QUOTED TEXT:
>>>

Manyinga Community Resource Centre Orphan & Vulnerable Children Schools Project

As the year 2016 comes to a close, the Manyinga Orphan and Vulnerable Children School Project would like to thank you for your generous support and ask that you consider supporting the Manyinga project once again.

The Manyinga Orphan and Vulnerable Children Schools Project is the result of a partnership between two rural African communities and a group of concerned individuals in North America working together to find a way to help orphaned and vulnerable children in a remote part of northwestern Zambia improve their lives. The initiative has resulted in providing much-needed education, essential agriculture skills, improved nutrition, health care and sanitation for approximately 400 vulnerable children. The goal of self-sufficiency and independence for the students as they grow into adulthood continues to be the objective of the project.

The information below provides a brief update of the school’s activities in 2016. This year, we have helped the communities by supporting teacher’s salaries, agricultural inputs for the Farm Initiative, basic infrastructure needs, and other health and nutrition initiatives. Availability of fresh water for hygiene and for watering the crops, garden, livestock and orchards continues to be a big challenge. With your help, we are hoping to support the digging of new boreholes for both schools in 2017 to help alleviate this shortage.

<<<

INSTRUCTION: Continue the Manyinga schools project update above, starting after its final sentence.

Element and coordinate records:
>>>

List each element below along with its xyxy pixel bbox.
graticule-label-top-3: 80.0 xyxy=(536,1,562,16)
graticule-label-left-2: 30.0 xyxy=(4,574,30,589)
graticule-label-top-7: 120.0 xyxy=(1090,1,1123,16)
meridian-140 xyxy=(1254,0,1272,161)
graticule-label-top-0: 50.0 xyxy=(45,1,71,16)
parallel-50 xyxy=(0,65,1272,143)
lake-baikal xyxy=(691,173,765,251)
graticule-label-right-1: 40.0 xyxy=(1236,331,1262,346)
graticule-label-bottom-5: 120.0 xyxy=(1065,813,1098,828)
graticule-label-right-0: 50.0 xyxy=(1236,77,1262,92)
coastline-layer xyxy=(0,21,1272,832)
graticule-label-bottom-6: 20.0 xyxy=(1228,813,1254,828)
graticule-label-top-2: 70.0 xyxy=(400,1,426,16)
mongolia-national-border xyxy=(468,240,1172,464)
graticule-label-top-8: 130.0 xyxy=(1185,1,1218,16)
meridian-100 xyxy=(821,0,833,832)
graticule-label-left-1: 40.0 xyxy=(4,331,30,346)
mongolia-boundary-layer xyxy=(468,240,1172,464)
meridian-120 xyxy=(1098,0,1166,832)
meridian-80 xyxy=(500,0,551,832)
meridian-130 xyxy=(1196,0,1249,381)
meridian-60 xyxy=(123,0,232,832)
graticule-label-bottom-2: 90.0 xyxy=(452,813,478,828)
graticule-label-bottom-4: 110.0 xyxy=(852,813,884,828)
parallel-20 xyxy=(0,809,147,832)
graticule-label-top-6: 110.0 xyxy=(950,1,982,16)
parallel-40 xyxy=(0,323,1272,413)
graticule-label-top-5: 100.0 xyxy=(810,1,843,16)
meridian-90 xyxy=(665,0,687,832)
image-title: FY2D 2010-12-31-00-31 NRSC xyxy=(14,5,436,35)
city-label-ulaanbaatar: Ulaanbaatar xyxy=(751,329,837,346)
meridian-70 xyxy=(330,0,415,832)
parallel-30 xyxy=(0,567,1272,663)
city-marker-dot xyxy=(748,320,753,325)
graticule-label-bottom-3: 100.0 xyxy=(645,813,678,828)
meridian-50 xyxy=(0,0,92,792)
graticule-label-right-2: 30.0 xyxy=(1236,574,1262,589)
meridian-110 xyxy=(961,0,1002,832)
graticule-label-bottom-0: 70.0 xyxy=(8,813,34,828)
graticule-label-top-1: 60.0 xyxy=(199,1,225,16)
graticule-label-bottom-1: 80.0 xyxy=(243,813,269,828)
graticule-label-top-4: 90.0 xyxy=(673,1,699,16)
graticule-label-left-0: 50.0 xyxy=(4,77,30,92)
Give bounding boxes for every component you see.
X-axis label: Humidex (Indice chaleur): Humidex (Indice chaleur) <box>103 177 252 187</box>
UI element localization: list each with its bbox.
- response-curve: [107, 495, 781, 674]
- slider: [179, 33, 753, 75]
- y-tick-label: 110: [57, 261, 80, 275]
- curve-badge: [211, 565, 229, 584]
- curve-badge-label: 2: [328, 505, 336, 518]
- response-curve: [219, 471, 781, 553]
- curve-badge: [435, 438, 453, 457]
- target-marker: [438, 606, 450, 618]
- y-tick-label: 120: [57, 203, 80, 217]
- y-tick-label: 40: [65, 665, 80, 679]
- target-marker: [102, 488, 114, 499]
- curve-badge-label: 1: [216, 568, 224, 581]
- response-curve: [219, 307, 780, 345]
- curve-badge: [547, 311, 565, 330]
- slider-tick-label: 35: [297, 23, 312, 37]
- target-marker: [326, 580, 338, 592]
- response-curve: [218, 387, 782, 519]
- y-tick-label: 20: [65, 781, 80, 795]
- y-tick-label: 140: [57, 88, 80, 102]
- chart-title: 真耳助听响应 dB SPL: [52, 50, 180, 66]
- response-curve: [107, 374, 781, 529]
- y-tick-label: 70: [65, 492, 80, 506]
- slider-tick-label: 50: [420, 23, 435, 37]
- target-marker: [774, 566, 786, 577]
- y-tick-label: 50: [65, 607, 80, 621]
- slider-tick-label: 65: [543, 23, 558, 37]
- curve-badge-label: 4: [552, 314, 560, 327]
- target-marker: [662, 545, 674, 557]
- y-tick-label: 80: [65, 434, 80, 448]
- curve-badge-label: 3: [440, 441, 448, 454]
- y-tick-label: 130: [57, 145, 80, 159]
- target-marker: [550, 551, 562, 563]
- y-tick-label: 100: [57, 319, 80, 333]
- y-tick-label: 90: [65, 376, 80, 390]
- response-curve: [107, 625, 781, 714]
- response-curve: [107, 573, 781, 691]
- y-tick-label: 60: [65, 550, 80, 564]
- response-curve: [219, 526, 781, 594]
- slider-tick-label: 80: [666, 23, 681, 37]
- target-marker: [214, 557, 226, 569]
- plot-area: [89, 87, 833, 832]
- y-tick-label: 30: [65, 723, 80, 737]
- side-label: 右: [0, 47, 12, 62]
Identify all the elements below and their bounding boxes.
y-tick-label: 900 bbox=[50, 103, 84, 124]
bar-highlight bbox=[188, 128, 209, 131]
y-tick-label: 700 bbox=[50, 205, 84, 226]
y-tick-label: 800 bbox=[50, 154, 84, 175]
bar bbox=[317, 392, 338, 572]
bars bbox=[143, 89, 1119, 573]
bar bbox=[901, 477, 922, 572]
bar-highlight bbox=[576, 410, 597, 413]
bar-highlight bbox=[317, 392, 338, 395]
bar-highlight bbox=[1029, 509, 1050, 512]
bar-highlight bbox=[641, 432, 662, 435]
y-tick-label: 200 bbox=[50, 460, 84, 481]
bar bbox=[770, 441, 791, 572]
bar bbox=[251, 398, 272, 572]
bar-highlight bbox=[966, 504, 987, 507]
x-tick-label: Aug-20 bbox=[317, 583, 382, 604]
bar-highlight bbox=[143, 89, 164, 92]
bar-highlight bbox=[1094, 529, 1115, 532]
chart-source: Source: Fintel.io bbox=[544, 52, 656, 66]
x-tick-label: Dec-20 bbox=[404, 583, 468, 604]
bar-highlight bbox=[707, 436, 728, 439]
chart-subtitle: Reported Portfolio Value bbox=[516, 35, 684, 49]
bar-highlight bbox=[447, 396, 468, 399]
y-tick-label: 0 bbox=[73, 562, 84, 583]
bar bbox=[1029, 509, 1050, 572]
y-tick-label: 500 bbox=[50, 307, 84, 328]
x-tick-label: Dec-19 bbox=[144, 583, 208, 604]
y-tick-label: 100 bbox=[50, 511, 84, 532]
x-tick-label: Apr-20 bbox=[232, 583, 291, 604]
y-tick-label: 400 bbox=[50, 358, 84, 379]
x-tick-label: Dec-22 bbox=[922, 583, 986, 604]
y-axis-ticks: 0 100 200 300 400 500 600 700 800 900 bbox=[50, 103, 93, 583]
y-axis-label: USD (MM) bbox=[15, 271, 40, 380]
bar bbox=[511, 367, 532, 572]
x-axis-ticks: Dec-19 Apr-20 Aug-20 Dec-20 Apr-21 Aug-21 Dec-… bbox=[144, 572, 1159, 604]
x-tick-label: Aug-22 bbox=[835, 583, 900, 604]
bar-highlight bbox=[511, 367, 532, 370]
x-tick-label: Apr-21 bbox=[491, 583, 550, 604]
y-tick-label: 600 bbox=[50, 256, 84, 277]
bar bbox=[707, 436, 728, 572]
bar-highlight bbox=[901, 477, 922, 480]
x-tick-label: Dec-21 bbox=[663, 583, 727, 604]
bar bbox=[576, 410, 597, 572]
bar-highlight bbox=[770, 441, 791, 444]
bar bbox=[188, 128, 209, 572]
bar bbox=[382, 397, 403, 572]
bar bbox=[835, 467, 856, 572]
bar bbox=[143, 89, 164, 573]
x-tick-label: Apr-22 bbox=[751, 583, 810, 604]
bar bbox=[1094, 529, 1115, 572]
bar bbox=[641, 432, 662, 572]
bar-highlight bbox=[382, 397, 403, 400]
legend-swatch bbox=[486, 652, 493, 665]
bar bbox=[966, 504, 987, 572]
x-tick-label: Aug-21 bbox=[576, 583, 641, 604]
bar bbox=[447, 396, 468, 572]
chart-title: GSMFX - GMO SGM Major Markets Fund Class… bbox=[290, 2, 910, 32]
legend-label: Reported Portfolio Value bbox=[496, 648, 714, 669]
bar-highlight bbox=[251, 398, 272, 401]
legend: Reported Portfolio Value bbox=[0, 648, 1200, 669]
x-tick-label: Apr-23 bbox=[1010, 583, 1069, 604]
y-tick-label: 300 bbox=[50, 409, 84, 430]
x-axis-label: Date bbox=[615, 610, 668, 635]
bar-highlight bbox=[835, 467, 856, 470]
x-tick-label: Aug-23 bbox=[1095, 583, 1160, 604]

<<<

ANSWER TO THIS EXERCISE:
Looking back on a successful year

The two schools continue to be a success story, with around 400 children enrolled each year. In addition to the basic education they receive, the children are learning about nutrition, health and agriculture skills. Parents and other caregivers have noticed and have commented positively on the improvement in their child’s education, health and knowledge of farming.

Students continue to progress and develop as they gain more experience and knowledge. The schools continue their efforts to encourage and enable students to attend classes. The female teachers continue to give female students who have reached the age of puberty health instruction and sanitary products. In the past, girls would have missed a week of school per month due to a lack of supplies. 

And let there be light! It is hard to remember most rural houses don’t have electricity in Zambia. Solar light packs are letting our students read and study at night.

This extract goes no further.